TASK REQUIREMENTS: Tally the lines that hold the string "text", and reply with the count alone.

***** DATA TO USE *****

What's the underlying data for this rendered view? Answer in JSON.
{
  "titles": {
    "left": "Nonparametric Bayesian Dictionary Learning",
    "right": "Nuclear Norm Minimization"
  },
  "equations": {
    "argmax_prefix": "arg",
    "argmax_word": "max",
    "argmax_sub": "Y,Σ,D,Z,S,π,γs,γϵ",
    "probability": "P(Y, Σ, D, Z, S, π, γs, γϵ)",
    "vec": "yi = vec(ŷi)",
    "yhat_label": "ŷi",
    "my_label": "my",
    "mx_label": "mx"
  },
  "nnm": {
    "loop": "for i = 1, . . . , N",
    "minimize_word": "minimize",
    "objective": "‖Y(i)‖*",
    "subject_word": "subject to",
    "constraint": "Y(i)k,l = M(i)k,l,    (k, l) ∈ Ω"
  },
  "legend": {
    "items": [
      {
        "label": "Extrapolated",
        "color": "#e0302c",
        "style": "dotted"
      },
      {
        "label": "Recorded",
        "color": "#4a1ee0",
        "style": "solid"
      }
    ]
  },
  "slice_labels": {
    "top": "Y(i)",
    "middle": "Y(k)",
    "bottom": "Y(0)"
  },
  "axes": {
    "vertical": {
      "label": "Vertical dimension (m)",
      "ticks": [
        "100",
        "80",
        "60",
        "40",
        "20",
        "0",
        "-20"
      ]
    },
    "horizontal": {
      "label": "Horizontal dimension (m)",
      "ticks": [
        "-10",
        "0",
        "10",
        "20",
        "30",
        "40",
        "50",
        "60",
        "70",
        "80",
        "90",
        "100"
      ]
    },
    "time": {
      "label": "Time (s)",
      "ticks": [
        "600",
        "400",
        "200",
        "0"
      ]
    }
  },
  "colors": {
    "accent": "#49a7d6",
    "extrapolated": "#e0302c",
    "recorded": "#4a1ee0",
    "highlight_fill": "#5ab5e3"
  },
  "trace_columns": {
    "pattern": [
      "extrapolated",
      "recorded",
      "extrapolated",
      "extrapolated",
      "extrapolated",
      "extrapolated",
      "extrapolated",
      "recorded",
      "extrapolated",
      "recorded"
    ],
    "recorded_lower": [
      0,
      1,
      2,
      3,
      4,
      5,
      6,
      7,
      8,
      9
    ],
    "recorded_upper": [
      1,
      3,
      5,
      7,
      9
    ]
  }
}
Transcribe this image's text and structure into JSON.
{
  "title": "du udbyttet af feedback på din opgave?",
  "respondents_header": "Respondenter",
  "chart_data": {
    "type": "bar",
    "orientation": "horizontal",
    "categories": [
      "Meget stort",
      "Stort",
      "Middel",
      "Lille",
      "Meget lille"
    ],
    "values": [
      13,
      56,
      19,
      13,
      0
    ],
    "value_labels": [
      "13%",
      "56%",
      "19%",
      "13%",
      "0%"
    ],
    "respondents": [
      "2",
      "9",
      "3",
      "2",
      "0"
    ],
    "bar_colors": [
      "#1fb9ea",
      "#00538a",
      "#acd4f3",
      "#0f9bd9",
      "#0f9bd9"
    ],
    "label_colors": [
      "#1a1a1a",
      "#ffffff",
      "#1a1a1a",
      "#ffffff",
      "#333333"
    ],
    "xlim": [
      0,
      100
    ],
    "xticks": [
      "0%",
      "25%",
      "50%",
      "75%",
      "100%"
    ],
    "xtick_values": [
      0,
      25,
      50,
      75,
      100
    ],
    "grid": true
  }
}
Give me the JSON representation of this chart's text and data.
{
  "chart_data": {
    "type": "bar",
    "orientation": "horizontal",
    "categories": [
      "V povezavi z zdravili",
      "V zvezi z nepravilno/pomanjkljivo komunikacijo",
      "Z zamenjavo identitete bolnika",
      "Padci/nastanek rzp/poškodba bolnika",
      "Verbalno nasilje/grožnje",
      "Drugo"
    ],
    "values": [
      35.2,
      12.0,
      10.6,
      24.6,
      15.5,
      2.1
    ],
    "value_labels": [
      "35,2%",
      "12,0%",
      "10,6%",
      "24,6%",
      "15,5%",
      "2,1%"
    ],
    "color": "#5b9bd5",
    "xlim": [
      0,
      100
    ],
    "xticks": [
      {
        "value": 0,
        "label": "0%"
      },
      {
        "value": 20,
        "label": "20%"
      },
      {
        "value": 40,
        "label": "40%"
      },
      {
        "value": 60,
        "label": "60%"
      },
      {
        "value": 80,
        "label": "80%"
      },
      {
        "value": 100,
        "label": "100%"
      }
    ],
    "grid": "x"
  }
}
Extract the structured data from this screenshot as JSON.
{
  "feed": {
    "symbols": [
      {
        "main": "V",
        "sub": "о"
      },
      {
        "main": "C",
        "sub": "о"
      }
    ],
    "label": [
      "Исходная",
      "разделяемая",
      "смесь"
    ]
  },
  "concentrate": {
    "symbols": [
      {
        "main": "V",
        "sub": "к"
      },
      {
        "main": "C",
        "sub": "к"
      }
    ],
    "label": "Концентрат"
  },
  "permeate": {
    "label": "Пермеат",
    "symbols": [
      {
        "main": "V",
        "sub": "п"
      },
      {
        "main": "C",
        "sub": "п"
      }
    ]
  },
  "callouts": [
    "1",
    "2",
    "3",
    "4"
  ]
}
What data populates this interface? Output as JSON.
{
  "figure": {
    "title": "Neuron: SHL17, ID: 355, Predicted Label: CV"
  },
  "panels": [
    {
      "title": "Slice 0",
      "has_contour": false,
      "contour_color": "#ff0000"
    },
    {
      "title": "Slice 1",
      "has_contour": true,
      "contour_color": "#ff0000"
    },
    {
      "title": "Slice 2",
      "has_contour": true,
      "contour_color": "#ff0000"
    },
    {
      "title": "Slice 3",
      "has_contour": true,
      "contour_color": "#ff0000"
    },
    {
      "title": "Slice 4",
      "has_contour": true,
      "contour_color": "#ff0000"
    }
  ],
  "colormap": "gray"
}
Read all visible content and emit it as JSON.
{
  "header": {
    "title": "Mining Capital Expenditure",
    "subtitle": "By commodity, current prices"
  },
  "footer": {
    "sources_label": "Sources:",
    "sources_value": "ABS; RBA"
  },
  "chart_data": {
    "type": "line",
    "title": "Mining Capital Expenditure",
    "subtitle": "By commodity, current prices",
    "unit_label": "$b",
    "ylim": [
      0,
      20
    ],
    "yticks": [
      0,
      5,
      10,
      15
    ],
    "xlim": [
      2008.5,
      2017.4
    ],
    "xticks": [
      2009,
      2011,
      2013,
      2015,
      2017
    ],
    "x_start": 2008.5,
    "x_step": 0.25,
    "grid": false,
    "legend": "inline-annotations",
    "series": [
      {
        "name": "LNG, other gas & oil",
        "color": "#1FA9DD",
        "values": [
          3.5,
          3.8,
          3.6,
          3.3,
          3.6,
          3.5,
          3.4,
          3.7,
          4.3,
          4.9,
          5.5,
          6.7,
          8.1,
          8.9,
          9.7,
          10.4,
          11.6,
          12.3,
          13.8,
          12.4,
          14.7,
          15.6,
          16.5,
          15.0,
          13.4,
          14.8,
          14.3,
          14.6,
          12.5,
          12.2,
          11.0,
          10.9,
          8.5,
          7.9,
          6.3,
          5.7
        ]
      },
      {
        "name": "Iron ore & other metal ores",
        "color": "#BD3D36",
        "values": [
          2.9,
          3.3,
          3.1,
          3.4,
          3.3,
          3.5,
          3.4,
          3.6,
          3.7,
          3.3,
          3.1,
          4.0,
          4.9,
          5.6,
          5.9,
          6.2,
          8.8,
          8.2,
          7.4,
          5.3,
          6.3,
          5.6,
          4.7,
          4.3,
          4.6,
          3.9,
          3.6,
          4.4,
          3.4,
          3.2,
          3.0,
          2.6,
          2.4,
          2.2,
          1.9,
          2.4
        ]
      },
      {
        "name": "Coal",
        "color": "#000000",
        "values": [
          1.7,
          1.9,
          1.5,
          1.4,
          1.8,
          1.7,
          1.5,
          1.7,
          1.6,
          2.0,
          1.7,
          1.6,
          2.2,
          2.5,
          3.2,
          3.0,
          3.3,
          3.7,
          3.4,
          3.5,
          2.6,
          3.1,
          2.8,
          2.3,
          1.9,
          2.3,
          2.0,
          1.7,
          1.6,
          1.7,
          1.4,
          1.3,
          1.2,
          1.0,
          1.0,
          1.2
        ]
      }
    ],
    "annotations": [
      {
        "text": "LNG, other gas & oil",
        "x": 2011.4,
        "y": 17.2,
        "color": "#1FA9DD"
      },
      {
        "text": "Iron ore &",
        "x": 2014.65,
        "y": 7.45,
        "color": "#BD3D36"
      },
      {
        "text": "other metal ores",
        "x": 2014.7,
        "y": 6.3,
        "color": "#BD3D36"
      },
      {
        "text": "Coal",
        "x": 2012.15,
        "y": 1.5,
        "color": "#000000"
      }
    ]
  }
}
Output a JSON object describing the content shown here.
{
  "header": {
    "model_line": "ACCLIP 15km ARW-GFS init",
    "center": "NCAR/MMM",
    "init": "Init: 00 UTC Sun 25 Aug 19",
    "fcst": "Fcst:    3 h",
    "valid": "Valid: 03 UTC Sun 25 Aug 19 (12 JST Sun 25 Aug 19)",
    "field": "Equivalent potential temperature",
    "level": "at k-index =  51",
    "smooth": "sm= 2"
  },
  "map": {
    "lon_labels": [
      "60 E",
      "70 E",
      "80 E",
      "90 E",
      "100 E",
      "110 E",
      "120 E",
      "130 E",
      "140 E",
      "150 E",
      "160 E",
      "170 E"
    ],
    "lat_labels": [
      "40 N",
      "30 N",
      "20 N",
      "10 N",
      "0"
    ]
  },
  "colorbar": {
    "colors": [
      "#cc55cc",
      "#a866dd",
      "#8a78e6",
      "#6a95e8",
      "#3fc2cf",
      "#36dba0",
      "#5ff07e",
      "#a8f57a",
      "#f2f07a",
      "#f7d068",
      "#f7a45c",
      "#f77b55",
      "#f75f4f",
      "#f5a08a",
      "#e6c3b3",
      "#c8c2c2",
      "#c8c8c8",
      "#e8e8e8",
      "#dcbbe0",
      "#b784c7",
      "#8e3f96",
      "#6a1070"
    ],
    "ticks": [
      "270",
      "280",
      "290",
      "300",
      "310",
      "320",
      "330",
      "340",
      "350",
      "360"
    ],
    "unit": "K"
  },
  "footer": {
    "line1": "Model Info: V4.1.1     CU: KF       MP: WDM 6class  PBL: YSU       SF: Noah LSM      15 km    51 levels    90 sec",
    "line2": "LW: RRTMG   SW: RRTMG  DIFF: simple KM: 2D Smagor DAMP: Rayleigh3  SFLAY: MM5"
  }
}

*****

TASK SOLUTION: 6